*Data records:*
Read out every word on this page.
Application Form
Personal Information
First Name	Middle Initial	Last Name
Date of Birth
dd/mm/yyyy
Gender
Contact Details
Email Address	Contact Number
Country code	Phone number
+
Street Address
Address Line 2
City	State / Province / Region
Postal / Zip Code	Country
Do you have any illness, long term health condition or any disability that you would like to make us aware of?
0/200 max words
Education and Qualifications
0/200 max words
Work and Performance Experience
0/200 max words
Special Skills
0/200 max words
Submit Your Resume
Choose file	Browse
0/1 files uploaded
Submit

*Written request:* Transcribe the material above word for word.

*Solution to this problem:*
Read out every word on this page.
Application Form
Personal Information
First Name	Middle Initial	Last Name
Date of Birth
dd/mm/yyyy
Gender
Contact Details
Email Address	Contact Number
Country code	Phone number
+
Street Address
Address Line 2
City	State / Province / Region
Postal / Zip Code	Country
Do you have any illness, long term health condition or any disability that you would like to make us aware of?
0/200 max words
Education and Qualifications
0/200 max words
Work and Performance Experience
0/200 max words
Special Skills
0/200 max words
Submit Your Resume
Choose file	Browse
0/1 files uploaded
Submit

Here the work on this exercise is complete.